• TASK
Your task is to filter the data below down to the lines holding "桶式吸尘器".

[Stored records]
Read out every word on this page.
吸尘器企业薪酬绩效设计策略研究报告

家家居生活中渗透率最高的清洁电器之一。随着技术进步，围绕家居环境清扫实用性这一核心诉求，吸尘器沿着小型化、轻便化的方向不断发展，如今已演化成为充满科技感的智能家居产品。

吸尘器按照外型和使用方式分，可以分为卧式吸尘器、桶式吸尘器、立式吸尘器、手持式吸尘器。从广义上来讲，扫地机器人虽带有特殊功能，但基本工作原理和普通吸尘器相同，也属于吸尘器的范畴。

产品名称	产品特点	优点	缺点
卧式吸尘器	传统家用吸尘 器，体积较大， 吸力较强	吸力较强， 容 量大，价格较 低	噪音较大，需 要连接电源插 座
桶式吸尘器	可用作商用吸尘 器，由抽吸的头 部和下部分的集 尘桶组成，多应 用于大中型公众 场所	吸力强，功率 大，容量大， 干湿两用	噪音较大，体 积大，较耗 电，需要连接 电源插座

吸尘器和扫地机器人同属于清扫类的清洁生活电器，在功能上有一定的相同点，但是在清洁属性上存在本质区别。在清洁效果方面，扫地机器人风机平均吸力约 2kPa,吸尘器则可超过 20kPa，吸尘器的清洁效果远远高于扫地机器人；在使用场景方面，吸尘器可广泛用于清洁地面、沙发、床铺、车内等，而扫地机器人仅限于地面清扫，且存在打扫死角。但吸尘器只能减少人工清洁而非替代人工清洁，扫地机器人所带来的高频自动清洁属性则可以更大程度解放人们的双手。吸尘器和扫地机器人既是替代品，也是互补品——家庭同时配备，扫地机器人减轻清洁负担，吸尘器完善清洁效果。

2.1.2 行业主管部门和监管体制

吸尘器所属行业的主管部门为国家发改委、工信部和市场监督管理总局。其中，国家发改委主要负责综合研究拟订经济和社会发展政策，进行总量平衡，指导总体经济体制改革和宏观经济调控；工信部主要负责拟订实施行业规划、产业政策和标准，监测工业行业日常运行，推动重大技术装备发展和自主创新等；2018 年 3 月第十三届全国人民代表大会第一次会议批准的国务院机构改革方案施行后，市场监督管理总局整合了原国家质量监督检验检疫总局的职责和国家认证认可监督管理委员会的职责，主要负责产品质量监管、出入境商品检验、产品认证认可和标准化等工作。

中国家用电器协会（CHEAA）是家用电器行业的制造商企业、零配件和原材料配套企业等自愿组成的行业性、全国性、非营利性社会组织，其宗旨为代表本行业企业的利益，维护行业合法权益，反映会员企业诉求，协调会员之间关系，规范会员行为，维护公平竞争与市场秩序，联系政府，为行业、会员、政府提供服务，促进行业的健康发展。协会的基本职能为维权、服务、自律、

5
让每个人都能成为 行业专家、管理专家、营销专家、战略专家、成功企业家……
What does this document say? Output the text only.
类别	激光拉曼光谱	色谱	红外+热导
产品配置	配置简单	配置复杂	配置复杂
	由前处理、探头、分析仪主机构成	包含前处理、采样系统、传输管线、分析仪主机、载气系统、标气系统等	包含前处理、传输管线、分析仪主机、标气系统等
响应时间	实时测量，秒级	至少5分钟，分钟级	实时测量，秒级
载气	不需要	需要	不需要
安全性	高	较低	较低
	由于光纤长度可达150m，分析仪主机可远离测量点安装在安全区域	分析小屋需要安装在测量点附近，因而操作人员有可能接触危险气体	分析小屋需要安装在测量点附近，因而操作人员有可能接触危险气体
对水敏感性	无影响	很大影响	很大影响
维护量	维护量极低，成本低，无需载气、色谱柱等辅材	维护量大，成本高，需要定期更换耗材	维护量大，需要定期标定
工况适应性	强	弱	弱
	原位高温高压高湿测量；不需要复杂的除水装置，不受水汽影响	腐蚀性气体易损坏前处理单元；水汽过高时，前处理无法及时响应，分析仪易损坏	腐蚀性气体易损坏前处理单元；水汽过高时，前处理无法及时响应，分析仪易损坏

• OUTPUT FOR THIS EXERCISE
吸尘器按照外型和使用方式分，可以分为卧式吸尘器、桶式吸尘器、立式吸尘器、手持式吸尘器。从广义上来讲，扫地机器人虽带有特殊功能，但基本工作原理和普通吸尘器相同，也属于吸尘器的范畴。
桶式吸尘器	可用作商用吸尘 器，由抽吸的头 部和下部分的集 尘桶组成，多应 用于大中型公众 场所	吸力强，功率 大，容量大， 干湿两用	噪音较大，体 积大，较耗 电，需要连接 电源插座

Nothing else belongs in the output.